(Recorded data)
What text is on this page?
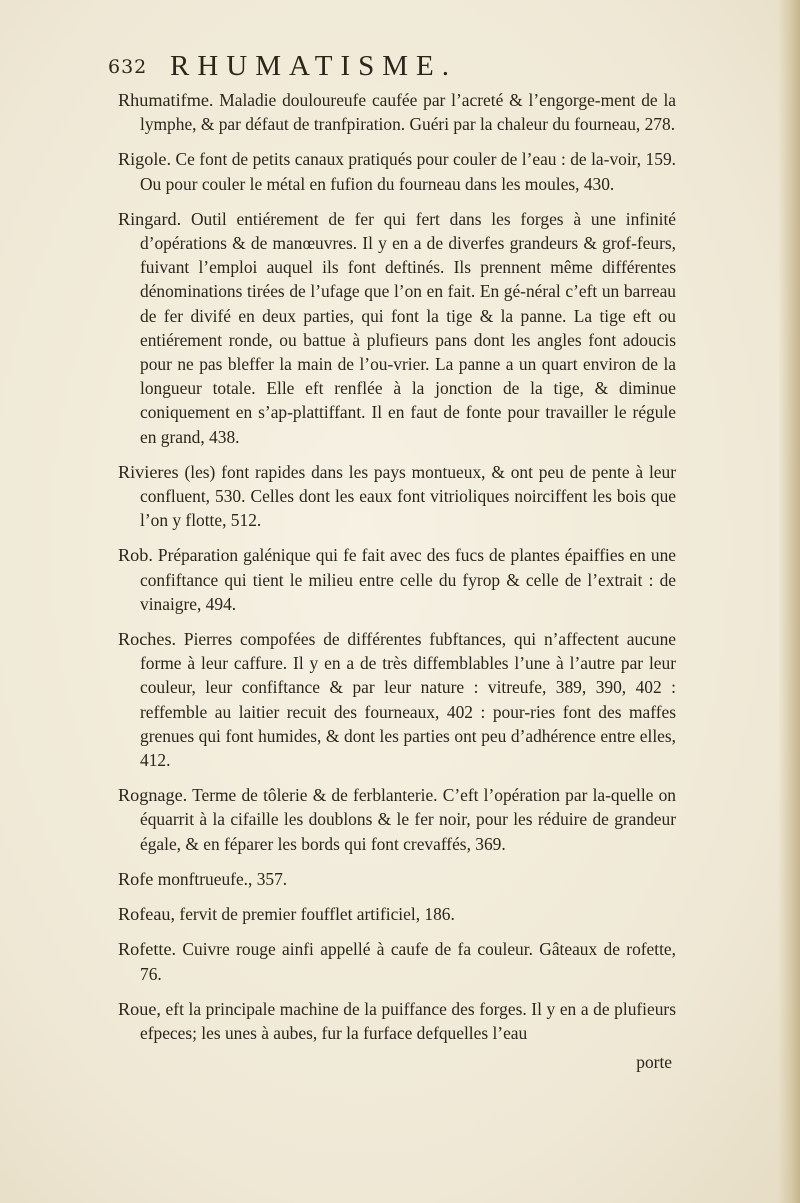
632 RHUMATISME.

Rhumatifme. Maladie douloureufe caufée par l’acreté & l’engorge-ment de la lymphe, & par défaut de tranfpiration. Guéri par la chaleur du fourneau, 278.

Rigole. Ce font de petits canaux pratiqués pour couler de l’eau : de la-voir, 159. Ou pour couler le métal en fufion du fourneau dans les moules, 430.

Ringard. Outil entiérement de fer qui fert dans les forges à une infinité d’opérations & de manœuvres. Il y en a de diverfes grandeurs & grof-feurs, fuivant l’emploi auquel ils font deftinés. Ils prennent même différentes dénominations tirées de l’ufage que l’on en fait. En gé-néral c’eft un barreau de fer divifé en deux parties, qui font la tige & la panne. La tige eft ou entiérement ronde, ou battue à plufieurs pans dont les angles font adoucis pour ne pas bleffer la main de l’ou-vrier. La panne a un quart environ de la longueur totale. Elle eft renflée à la jonction de la tige, & diminue coniquement en s’ap-plattiffant. Il en faut de fonte pour travailler le régule en grand, 438.

Rivieres (les) font rapides dans les pays montueux, & ont peu de pente à leur confluent, 530. Celles dont les eaux font vitrioliques noirciffent les bois que l’on y flotte, 512.

Rob. Préparation galénique qui fe fait avec des fucs de plantes épaiffies en une confiftance qui tient le milieu entre celle du fyrop & celle de l’extrait : de vinaigre, 494.

Roches. Pierres compofées de différentes fubftances, qui n’affectent aucune forme à leur caffure. Il y en a de très diffemblables l’une à l’autre par leur couleur, leur confiftance & par leur nature : vitreufe, 389, 390, 402 : reffemble au laitier recuit des fourneaux, 402 : pour-ries font des maffes grenues qui font humides, & dont les parties ont peu d’adhérence entre elles, 412.

Rognage. Terme de tôlerie & de ferblanterie. C’eft l’opération par la-quelle on équarrit à la cifaille les doublons & le fer noir, pour les réduire de grandeur égale, & en féparer les bords qui font crevaffés, 369.

Rofe monftrueufe., 357.

Rofeau, fervit de premier foufflet artificiel, 186.

Rofette. Cuivre rouge ainfi appellé à caufe de fa couleur. Gâteaux de rofette, 76.

Roue, eft la principale machine de la puiffance des forges. Il y en a de plufieurs efpeces; les unes à aubes, fur la furface defquelles l’eau

porte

● **WHAT YOU NEED TO DO**
Your answer should be one number: how many lines of the listing include the word "font".

● **RESULT OF THE EXERCISE**
5